### PROVIDED RECORDS
# # # # #
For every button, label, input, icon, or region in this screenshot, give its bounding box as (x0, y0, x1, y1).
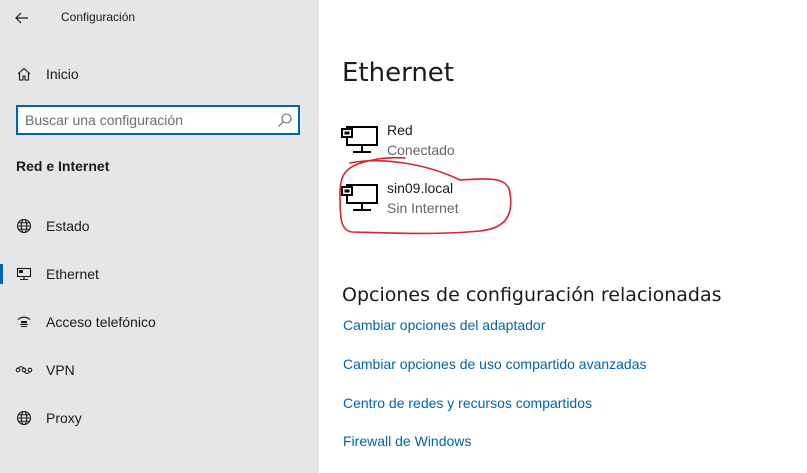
section-title: Red e Internet (16, 158, 110, 174)
ethernet-network-icon (341, 184, 378, 211)
link-advanced-sharing[interactable]: Cambiar opciones de uso compartido avanz… (343, 356, 647, 372)
ethernet-icon (14, 264, 34, 284)
related-settings-title: Opciones de configuración relacionadas (342, 284, 722, 306)
dial-up-icon (14, 312, 34, 332)
link-network-sharing-center[interactable]: Centro de redes y recursos compartidos (343, 395, 592, 411)
sidebar-item-vpn[interactable]: VPN (0, 350, 319, 390)
sidebar-item-home[interactable]: Inicio (0, 54, 319, 94)
page-title: Ethernet (342, 58, 454, 88)
vpn-icon (14, 360, 34, 380)
network-name: Red (387, 122, 413, 138)
ethernet-network-icon (341, 126, 378, 153)
search-box[interactable] (16, 105, 300, 135)
link-adapter-options[interactable]: Cambiar opciones del adaptador (343, 317, 545, 333)
network-name: sin09.local (387, 180, 454, 196)
active-indicator (0, 264, 3, 284)
sidebar-item-proxy[interactable]: Proxy (0, 398, 319, 438)
sidebar-item-label: Ethernet (46, 266, 99, 282)
sidebar-item-label: Estado (46, 218, 90, 234)
globe-icon (14, 216, 34, 236)
globe-icon (14, 408, 34, 428)
sidebar-item-label: Acceso telefónico (46, 314, 156, 330)
network-item-red[interactable]: Red Conectado (341, 122, 641, 166)
search-icon[interactable] (277, 112, 293, 128)
sidebar-item-label: Inicio (46, 66, 79, 82)
main-content: Ethernet Red Conectado sin09.local Sin I… (319, 0, 807, 473)
back-arrow-icon (15, 12, 28, 24)
search-input[interactable] (25, 111, 265, 129)
sidebar-item-label: VPN (46, 362, 75, 378)
link-windows-firewall[interactable]: Firewall de Windows (343, 433, 471, 449)
sidebar-item-label: Proxy (46, 410, 82, 426)
network-status: Conectado (387, 142, 455, 158)
home-icon (14, 64, 34, 84)
sidebar-item-dial-up[interactable]: Acceso telefónico (0, 302, 319, 342)
sidebar-item-estado[interactable]: Estado (0, 206, 319, 246)
network-status: Sin Internet (387, 200, 459, 216)
title-bar: Configuración (0, 0, 319, 36)
sidebar: Configuración Inicio Red e Internet Esta… (0, 0, 319, 473)
window-title: Configuración (61, 10, 136, 24)
sidebar-item-ethernet[interactable]: Ethernet (0, 254, 319, 294)
network-item-sin09-local[interactable]: sin09.local Sin Internet (341, 180, 641, 224)
back-button[interactable] (8, 4, 36, 32)
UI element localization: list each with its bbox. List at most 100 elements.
# # # # #
Reproduce the stretch of the listing from the line containing "section-title: Red e" through the line containing "dial-up-icon (14, 312, 34, 332)", with both of those lines included.

section-title: Red e Internet (16, 158, 110, 174)
ethernet-network-icon (341, 184, 378, 211)
link-advanced-sharing[interactable]: Cambiar opciones de uso compartido avanz… (343, 356, 647, 372)
ethernet-icon (14, 264, 34, 284)
related-settings-title: Opciones de configuración relacionadas (342, 284, 722, 306)
dial-up-icon (14, 312, 34, 332)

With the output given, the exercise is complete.